- **Stated problem**: Give back each entry unchanged, minus pictures.

- **Material for this task**:
________________________________________

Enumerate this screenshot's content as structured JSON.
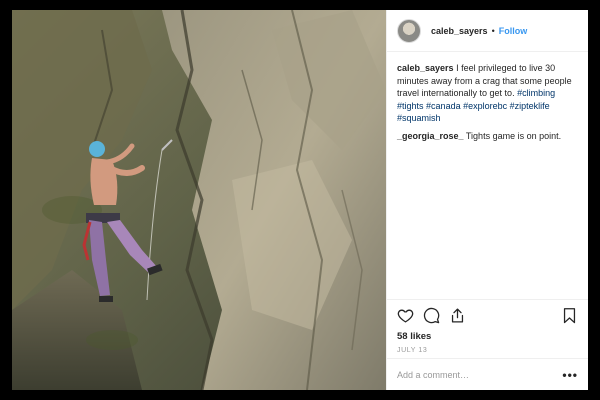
{
  "post": {
    "author": {
      "username": "caleb_sayers",
      "separator": "•",
      "follow_label": "Follow"
    },
    "caption": {
      "username": "caleb_sayers",
      "text": "I feel privileged to live 30 minutes away from a crag that some people travel internationally to get to.",
      "hashtags": [
        "#climbing",
        "#tights",
        "#canada",
        "#explorebc",
        "#zipteklife",
        "#squamish"
      ]
    },
    "comments": [
      {
        "username": "_georgia_rose_",
        "text": "Tights game is on point."
      }
    ],
    "likes": "58 likes",
    "date": "JULY 13",
    "add_comment_placeholder": "Add a comment…",
    "more_label": "•••",
    "icons": {
      "like": "heart-icon",
      "comment": "comment-icon",
      "share": "share-icon",
      "save": "bookmark-icon",
      "more": "more-options-icon"
    },
    "colors": {
      "link": "#3897f0",
      "hashtag": "#003569",
      "muted": "#999999",
      "text": "#262626"
    }
  }
}
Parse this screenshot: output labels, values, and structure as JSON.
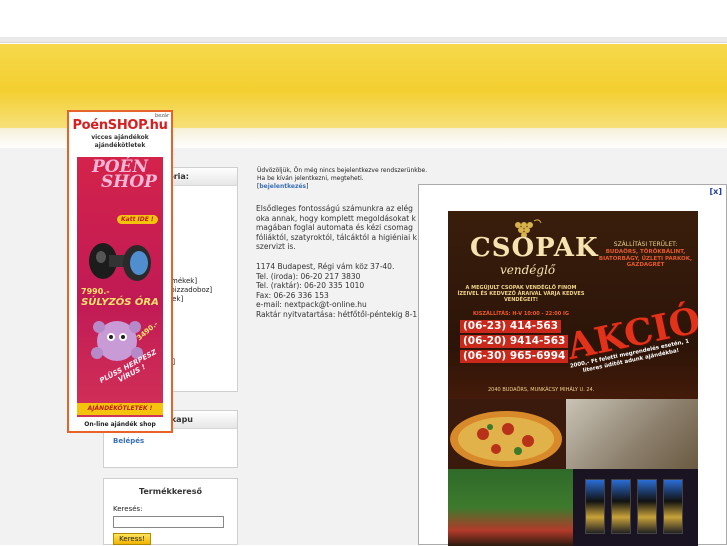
{
  "left": {
    "categories_title": "ória:",
    "categories": [
      "]",
      "",
      "r]",
      "",
      "",
      "k]",
      "k]",
      "",
      "",
      "ermékek]",
      "k pizzadoboz]",
      "ékek]",
      "",
      "",
      "",
      "",
      "",
      "",
      "ek]"
    ],
    "login_title": "kapu",
    "login_link": "Belépés",
    "search_title": "Termékkereső",
    "search_label": "Keresés:",
    "search_button": "Keress!"
  },
  "poenshop_ad": {
    "close": "bezár",
    "logo": "PoénSHOP.hu",
    "tagline_1": "vicces ajándékok",
    "tagline_2": "ajándékötletek",
    "brand_1": "POÉN",
    "brand_2": "SHOP",
    "katt": "Katt IDE !",
    "price_1": "7990.-",
    "product_1": "SÚLYZÓS ÓRA",
    "price_2": "3490.-",
    "product_2_line1": "PLÜSS HERPESZ",
    "product_2_line2": "VÍRUS !",
    "banner": "AJÁNDÉKÖTLETEK !",
    "footer": "On-line ajándék shop"
  },
  "main": {
    "welcome_1": "Üdvözöljük, Ön még nincs bejelentkezve rendszerünkbe.",
    "welcome_2": "Ha be kíván jelentkezni, megteheti.",
    "welcome_link": "bejelentkezés",
    "intro": [
      "Elsődleges fontosságú számunkra az elég",
      "oka annak, hogy komplett megoldásokat k",
      "magában foglal automata és kézi csomag",
      "fóliáktól, szatyroktól, tálcáktól a higiéniai k",
      "szervizt is."
    ],
    "contact": [
      "1174 Budapest, Régi vám köz 37-40.",
      "Tel. (iroda): 06-20 217 3830",
      "Tel. (raktár): 06-20 335 1010",
      "Fax: 06-26 336 153",
      "e-mail: nextpack@t-online.hu",
      "Raktár nyitvatartása: hétfőtől-péntekig 8-1"
    ]
  },
  "popup": {
    "close": "[x]",
    "logo": "CSOPAK",
    "logo_sub": "vendéglő",
    "delivery_title": "SZÁLLÍTÁSI TERÜLET:",
    "delivery_areas": "BUDAÖRS, TÖRÖKBÁLINT, BIATORBÁGY, ÜZLETI PARKOK, GAZDAGRÉT",
    "promo": "A MEGÚJULT CSOPAK VENDÉGLŐ FINOM ÍZEIVEL ÉS KEDVEZŐ ÁRAIVAL VÁRJA KEDVES VENDÉGEIT!",
    "hours": "KISZÁLLÍTÁS: H-V 10:00 - 22:00 IG",
    "phones": [
      "(06-23) 414-563",
      "(06-20) 9414-563",
      "(06-30) 965-6994"
    ],
    "address": "2040 BUDAÖRS, MUNKÁCSY MIHÁLY U. 24.",
    "akcio": "AKCIÓ!",
    "offer": "2000,- Ft feletti megrendelés esetén, 1 literes üdítőt adunk ajándékba!"
  },
  "colors": {
    "banner": "#f3cf30",
    "poen_border": "#e8632a",
    "poen_bg": "#c01a55",
    "link": "#3b6fb5",
    "csopak_red": "#c9281a"
  }
}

________________________________________

- **Task result**:
Enumerate this screenshot's content as structured JSON.
{
  "post": {
    "author": {
      "username": "caleb_sayers",
      "separator": "•",
      "follow_label": "Follow"
    },
    "caption": {
      "username": "caleb_sayers",
      "text": "I feel privileged to live 30 minutes away from a crag that some people travel internationally to get to.",
      "hashtags": [
        "#climbing",
        "#tights",
        "#canada",
        "#explorebc",
        "#zipteklife",
        "#squamish"
      ]
    },
    "comments": [
      {
        "username": "_georgia_rose_",
        "text": "Tights game is on point."
      }
    ],
    "likes": "58 likes",
    "date": "JULY 13",
    "add_comment_placeholder": "Add a comment…",
    "more_label": "•••",
    "icons": {
      "like": "heart-icon",
      "comment": "comment-icon",
      "share": "share-icon",
      "save": "bookmark-icon",
      "more": "more-options-icon"
    },
    "colors": {
      "link": "#3897f0",
      "hashtag": "#003569",
      "muted": "#999999",
      "text": "#262626"
    }
  }
}
Parse this screenshot: output labels, values, and structure as JSON.
{
  "left": {
    "categories_title": "ória:",
    "categories": [
      "]",
      "",
      "r]",
      "",
      "",
      "k]",
      "k]",
      "",
      "",
      "ermékek]",
      "k pizzadoboz]",
      "ékek]",
      "",
      "",
      "",
      "",
      "",
      "",
      "ek]"
    ],
    "login_title": "kapu",
    "login_link": "Belépés",
    "search_title": "Termékkereső",
    "search_label": "Keresés:",
    "search_button": "Keress!"
  },
  "poenshop_ad": {
    "close": "bezár",
    "logo": "PoénSHOP.hu",
    "tagline_1": "vicces ajándékok",
    "tagline_2": "ajándékötletek",
    "brand_1": "POÉN",
    "brand_2": "SHOP",
    "katt": "Katt IDE !",
    "price_1": "7990.-",
    "product_1": "SÚLYZÓS ÓRA",
    "price_2": "3490.-",
    "product_2_line1": "PLÜSS HERPESZ",
    "product_2_line2": "VÍRUS !",
    "banner": "AJÁNDÉKÖTLETEK !",
    "footer": "On-line ajándék shop"
  },
  "main": {
    "welcome_1": "Üdvözöljük, Ön még nincs bejelentkezve rendszerünkbe.",
    "welcome_2": "Ha be kíván jelentkezni, megteheti.",
    "welcome_link": "bejelentkezés",
    "intro": [
      "Elsődleges fontosságú számunkra az elég",
      "oka annak, hogy komplett megoldásokat k",
      "magában foglal automata és kézi csomag",
      "fóliáktól, szatyroktól, tálcáktól a higiéniai k",
      "szervizt is."
    ],
    "contact": [
      "1174 Budapest, Régi vám köz 37-40.",
      "Tel. (iroda): 06-20 217 3830",
      "Tel. (raktár): 06-20 335 1010",
      "Fax: 06-26 336 153",
      "e-mail: nextpack@t-online.hu",
      "Raktár nyitvatartása: hétfőtől-péntekig 8-1"
    ]
  },
  "popup": {
    "close": "[x]",
    "logo": "CSOPAK",
    "logo_sub": "vendéglő",
    "delivery_title": "SZÁLLÍTÁSI TERÜLET:",
    "delivery_areas": "BUDAÖRS, TÖRÖKBÁLINT, BIATORBÁGY, ÜZLETI PARKOK, GAZDAGRÉT",
    "promo": "A MEGÚJULT CSOPAK VENDÉGLŐ FINOM ÍZEIVEL ÉS KEDVEZŐ ÁRAIVAL VÁRJA KEDVES VENDÉGEIT!",
    "hours": "KISZÁLLÍTÁS: H-V 10:00 - 22:00 IG",
    "phones": [
      "(06-23) 414-563",
      "(06-20) 9414-563",
      "(06-30) 965-6994"
    ],
    "address": "2040 BUDAÖRS, MUNKÁCSY MIHÁLY U. 24.",
    "akcio": "AKCIÓ!",
    "offer": "2000,- Ft feletti megrendelés esetén, 1 literes üdítőt adunk ajándékba!"
  },
  "colors": {
    "banner": "#f3cf30",
    "poen_border": "#e8632a",
    "poen_bg": "#c01a55",
    "link": "#3b6fb5",
    "csopak_red": "#c9281a"
  }
}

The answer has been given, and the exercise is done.